Short exercise:
Lines containing the string "Stock" are to be counted; report only how many there are.
━━━━━ Source material
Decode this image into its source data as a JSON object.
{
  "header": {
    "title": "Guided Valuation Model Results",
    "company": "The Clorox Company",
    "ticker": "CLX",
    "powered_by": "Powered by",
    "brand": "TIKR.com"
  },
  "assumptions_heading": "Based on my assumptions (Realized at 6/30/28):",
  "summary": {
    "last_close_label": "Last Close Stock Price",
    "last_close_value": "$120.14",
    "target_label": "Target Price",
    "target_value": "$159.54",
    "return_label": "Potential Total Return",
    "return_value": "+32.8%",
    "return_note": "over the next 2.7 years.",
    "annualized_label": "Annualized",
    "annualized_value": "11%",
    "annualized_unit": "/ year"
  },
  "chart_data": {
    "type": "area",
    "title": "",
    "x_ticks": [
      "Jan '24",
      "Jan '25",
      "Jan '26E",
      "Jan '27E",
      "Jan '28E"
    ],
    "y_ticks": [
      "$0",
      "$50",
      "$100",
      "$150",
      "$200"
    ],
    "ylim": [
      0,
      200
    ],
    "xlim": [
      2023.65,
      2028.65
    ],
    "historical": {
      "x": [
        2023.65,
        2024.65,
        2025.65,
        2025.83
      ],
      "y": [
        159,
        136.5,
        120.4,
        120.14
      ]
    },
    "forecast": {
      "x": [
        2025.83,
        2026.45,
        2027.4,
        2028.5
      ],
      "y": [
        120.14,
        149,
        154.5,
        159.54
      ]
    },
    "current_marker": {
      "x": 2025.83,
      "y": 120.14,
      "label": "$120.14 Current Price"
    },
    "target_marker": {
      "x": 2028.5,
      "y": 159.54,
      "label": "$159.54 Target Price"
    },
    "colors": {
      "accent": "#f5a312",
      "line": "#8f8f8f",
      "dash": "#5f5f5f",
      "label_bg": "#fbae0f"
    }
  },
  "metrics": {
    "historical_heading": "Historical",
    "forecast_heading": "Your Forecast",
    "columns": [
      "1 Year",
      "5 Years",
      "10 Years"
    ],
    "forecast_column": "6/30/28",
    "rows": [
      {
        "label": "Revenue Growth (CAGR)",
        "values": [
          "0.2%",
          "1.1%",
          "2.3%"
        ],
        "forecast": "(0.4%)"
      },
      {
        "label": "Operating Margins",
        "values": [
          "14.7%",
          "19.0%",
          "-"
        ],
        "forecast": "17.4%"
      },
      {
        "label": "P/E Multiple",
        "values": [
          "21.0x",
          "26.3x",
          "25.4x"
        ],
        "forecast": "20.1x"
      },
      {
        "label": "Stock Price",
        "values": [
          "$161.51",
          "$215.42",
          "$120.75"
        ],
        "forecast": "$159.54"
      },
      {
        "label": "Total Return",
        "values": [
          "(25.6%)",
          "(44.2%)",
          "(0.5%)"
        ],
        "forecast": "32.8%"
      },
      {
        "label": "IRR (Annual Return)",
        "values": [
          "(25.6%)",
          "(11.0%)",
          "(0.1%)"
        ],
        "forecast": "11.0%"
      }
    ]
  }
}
━━━━━━━━━━
Task response:
2